_Exercise:_
Once the pictures are set aside, transcribe the remaining data exactly.

(Dataset items)
::::::::::

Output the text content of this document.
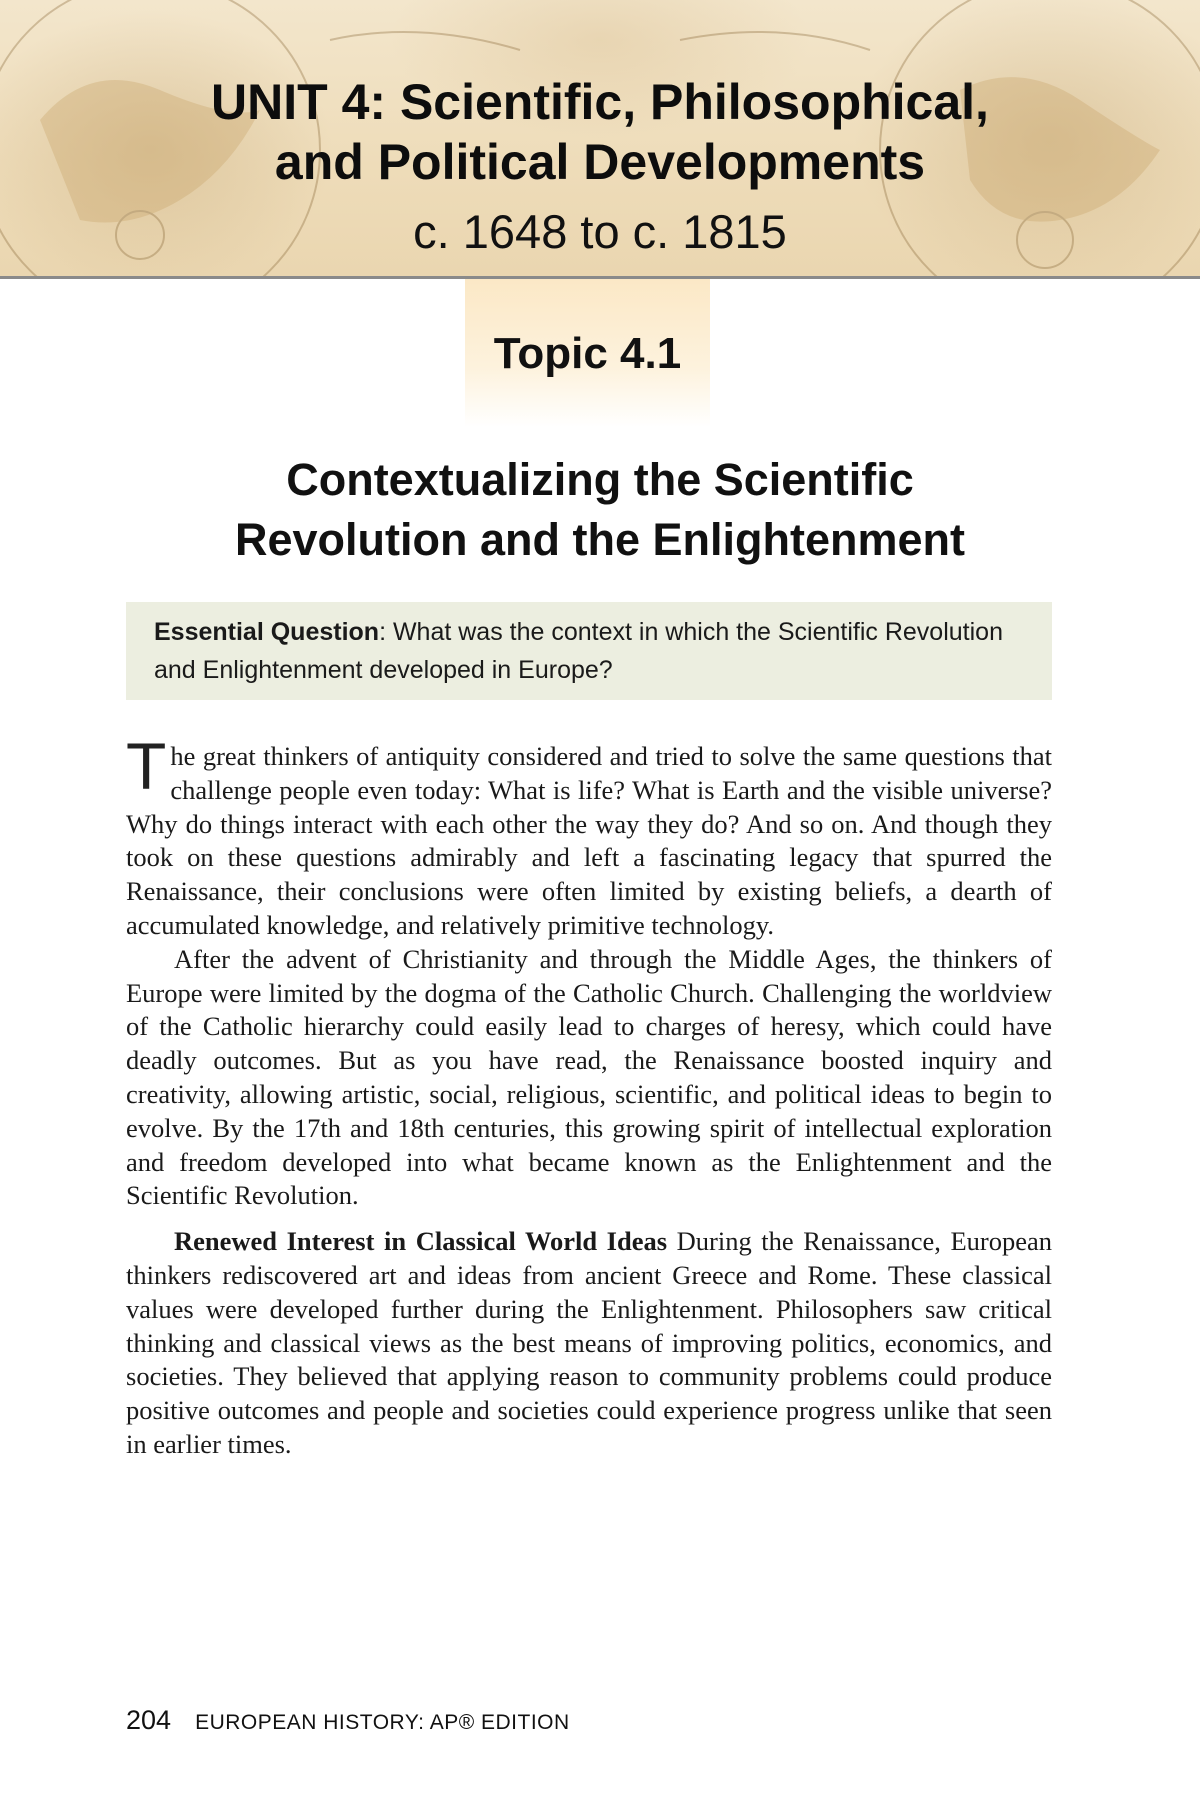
UNIT 4: Scientific, Philosophical,
and Political Developments
c. 1648 to c. 1815
Topic 4.1
Contextualizing the Scientific
Revolution and the Enlightenment
Essential Question: What was the context in which the Scientific Revolution and Enlightenment developed in Europe?

The great thinkers of antiquity considered and tried to solve the same questions that challenge people even today: What is life? What is Earth and the visible universe? Why do things interact with each other the way they do? And so on. And though they took on these questions admirably and left a fascinating legacy that spurred the Renaissance, their conclusions were often limited by existing beliefs, a dearth of accumulated knowledge, and relatively primitive technology.

After the advent of Christianity and through the Middle Ages, the thinkers of Europe were limited by the dogma of the Catholic Church. Challenging the worldview of the Catholic hierarchy could easily lead to charges of heresy, which could have deadly outcomes. But as you have read, the Renaissance boosted inquiry and creativity, allowing artistic, social, religious, scientific, and political ideas to begin to evolve. By the 17th and 18th centuries, this growing spirit of intellectual exploration and freedom developed into what became known as the Enlightenment and the Scientific Revolution.

Renewed Interest in Classical World Ideas During the Renaissance, European thinkers rediscovered art and ideas from ancient Greece and Rome. These classical values were developed further during the Enlightenment. Philosophers saw critical thinking and classical views as the best means of improving politics, economics, and societies. They believed that applying reason to community problems could produce positive outcomes and people and societies could experience progress unlike that seen in earlier times.

204 EUROPEAN HISTORY: AP® EDITION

::::::::::

_Finished task:_
Output the text content of this document.
UNIT 4: Scientific, Philosophical,
and Political Developments
c. 1648 to c. 1815
Topic 4.1
Contextualizing the Scientific
Revolution and the Enlightenment
Essential Question: What was the context in which the Scientific Revolution and Enlightenment developed in Europe?

The great thinkers of antiquity considered and tried to solve the same questions that challenge people even today: What is life? What is Earth and the visible universe? Why do things interact with each other the way they do? And so on. And though they took on these questions admirably and left a fascinating legacy that spurred the Renaissance, their conclusions were often limited by existing beliefs, a dearth of accumulated knowledge, and relatively primitive technology.

After the advent of Christianity and through the Middle Ages, the thinkers of Europe were limited by the dogma of the Catholic Church. Challenging the worldview of the Catholic hierarchy could easily lead to charges of heresy, which could have deadly outcomes. But as you have read, the Renaissance boosted inquiry and creativity, allowing artistic, social, religious, scientific, and political ideas to begin to evolve. By the 17th and 18th centuries, this growing spirit of intellectual exploration and freedom developed into what became known as the Enlightenment and the Scientific Revolution.

Renewed Interest in Classical World Ideas During the Renaissance, European thinkers rediscovered art and ideas from ancient Greece and Rome. These classical values were developed further during the Enlightenment. Philosophers saw critical thinking and classical views as the best means of improving politics, economics, and societies. They believed that applying reason to community problems could produce positive outcomes and people and societies could experience progress unlike that seen in earlier times.

204 EUROPEAN HISTORY: AP® EDITION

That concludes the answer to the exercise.